--- TASK MATERIAL ---
>>>
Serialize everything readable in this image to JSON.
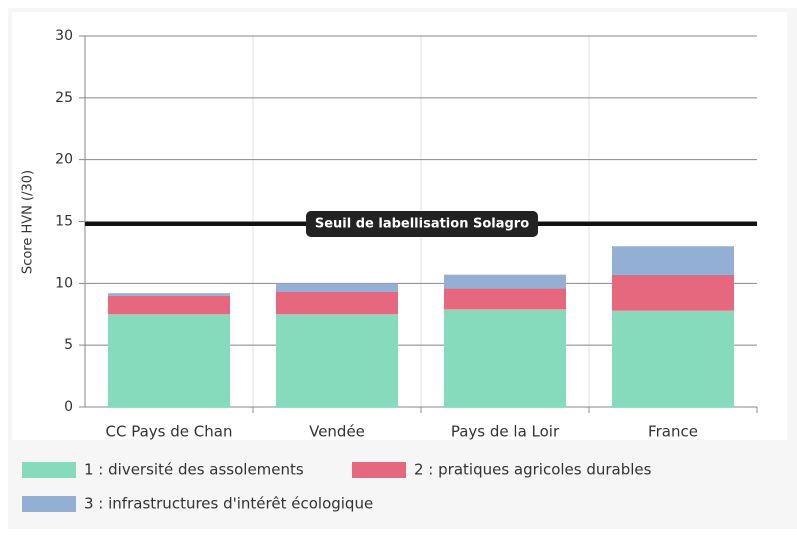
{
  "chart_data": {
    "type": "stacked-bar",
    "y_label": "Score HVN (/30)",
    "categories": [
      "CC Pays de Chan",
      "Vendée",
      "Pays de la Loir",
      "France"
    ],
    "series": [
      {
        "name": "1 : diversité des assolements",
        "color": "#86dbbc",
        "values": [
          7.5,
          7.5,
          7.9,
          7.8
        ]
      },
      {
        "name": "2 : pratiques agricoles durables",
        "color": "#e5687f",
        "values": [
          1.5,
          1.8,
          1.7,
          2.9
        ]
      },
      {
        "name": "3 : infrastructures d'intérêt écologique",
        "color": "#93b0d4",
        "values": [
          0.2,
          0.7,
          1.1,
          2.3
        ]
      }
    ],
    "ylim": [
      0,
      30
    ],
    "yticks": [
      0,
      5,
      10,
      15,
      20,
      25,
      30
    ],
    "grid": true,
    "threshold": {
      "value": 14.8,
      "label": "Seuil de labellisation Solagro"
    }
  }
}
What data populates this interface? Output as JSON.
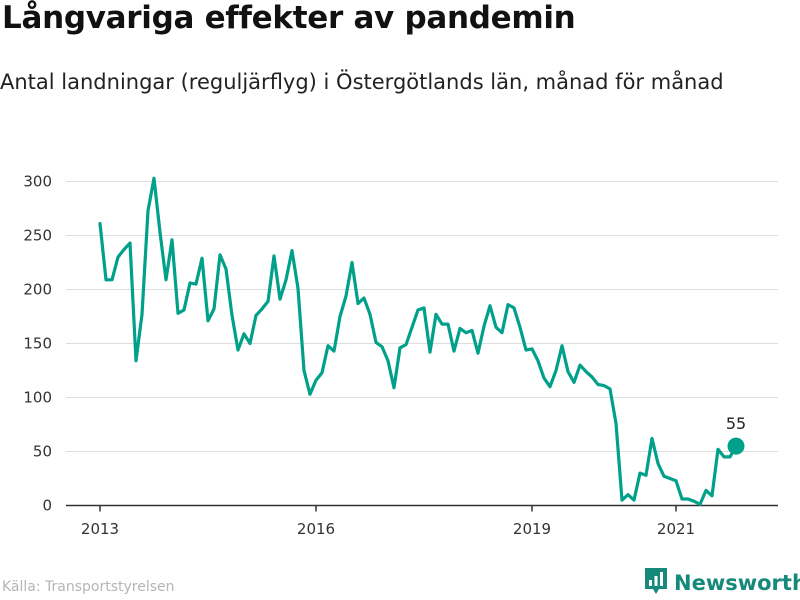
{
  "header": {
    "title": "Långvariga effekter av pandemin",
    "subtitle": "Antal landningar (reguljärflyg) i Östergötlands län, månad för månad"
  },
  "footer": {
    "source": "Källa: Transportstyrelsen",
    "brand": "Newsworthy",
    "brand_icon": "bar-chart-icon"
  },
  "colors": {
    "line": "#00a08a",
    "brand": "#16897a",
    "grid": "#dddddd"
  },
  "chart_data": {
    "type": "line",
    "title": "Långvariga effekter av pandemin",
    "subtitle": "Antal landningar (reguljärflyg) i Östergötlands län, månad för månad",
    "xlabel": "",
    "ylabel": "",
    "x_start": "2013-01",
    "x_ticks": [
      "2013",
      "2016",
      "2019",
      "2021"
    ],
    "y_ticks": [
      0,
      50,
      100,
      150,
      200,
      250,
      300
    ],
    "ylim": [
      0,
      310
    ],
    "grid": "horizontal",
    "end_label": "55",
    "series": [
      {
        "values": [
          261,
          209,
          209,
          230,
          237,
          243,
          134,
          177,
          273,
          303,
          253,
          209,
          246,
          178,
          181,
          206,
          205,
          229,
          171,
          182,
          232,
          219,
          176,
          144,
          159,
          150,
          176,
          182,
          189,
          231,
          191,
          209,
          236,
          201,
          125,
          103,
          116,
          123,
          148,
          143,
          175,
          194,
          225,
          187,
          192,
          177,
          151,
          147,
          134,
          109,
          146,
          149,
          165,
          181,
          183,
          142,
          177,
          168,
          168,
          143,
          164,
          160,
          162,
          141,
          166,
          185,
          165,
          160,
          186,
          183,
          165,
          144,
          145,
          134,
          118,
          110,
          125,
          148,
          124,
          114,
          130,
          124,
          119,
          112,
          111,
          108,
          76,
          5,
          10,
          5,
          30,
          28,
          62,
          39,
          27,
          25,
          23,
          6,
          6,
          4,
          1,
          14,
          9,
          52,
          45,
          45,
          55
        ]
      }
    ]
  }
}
<<<
--- PROBLEM TO SOLVE ---
Quote the records above exactly, leaving out any pictures.

--- RESPONSE TO THIS EXERCISE ---
Serialize everything readable in this image to JSON.
{
  "chart_data": {
    "type": "stacked-bar",
    "y_label": "Score HVN (/30)",
    "categories": [
      "CC Pays de Chan",
      "Vendée",
      "Pays de la Loir",
      "France"
    ],
    "series": [
      {
        "name": "1 : diversité des assolements",
        "color": "#86dbbc",
        "values": [
          7.5,
          7.5,
          7.9,
          7.8
        ]
      },
      {
        "name": "2 : pratiques agricoles durables",
        "color": "#e5687f",
        "values": [
          1.5,
          1.8,
          1.7,
          2.9
        ]
      },
      {
        "name": "3 : infrastructures d'intérêt écologique",
        "color": "#93b0d4",
        "values": [
          0.2,
          0.7,
          1.1,
          2.3
        ]
      }
    ],
    "ylim": [
      0,
      30
    ],
    "yticks": [
      0,
      5,
      10,
      15,
      20,
      25,
      30
    ],
    "grid": true,
    "threshold": {
      "value": 14.8,
      "label": "Seuil de labellisation Solagro"
    }
  }
}
What data populates this interface? Output as JSON.
{
  "header": {
    "title": "Långvariga effekter av pandemin",
    "subtitle": "Antal landningar (reguljärflyg) i Östergötlands län, månad för månad"
  },
  "footer": {
    "source": "Källa: Transportstyrelsen",
    "brand": "Newsworthy",
    "brand_icon": "bar-chart-icon"
  },
  "colors": {
    "line": "#00a08a",
    "brand": "#16897a",
    "grid": "#dddddd"
  },
  "chart_data": {
    "type": "line",
    "title": "Långvariga effekter av pandemin",
    "subtitle": "Antal landningar (reguljärflyg) i Östergötlands län, månad för månad",
    "xlabel": "",
    "ylabel": "",
    "x_start": "2013-01",
    "x_ticks": [
      "2013",
      "2016",
      "2019",
      "2021"
    ],
    "y_ticks": [
      0,
      50,
      100,
      150,
      200,
      250,
      300
    ],
    "ylim": [
      0,
      310
    ],
    "grid": "horizontal",
    "end_label": "55",
    "series": [
      {
        "values": [
          261,
          209,
          209,
          230,
          237,
          243,
          134,
          177,
          273,
          303,
          253,
          209,
          246,
          178,
          181,
          206,
          205,
          229,
          171,
          182,
          232,
          219,
          176,
          144,
          159,
          150,
          176,
          182,
          189,
          231,
          191,
          209,
          236,
          201,
          125,
          103,
          116,
          123,
          148,
          143,
          175,
          194,
          225,
          187,
          192,
          177,
          151,
          147,
          134,
          109,
          146,
          149,
          165,
          181,
          183,
          142,
          177,
          168,
          168,
          143,
          164,
          160,
          162,
          141,
          166,
          185,
          165,
          160,
          186,
          183,
          165,
          144,
          145,
          134,
          118,
          110,
          125,
          148,
          124,
          114,
          130,
          124,
          119,
          112,
          111,
          108,
          76,
          5,
          10,
          5,
          30,
          28,
          62,
          39,
          27,
          25,
          23,
          6,
          6,
          4,
          1,
          14,
          9,
          52,
          45,
          45,
          55
        ]
      }
    ]
  }
}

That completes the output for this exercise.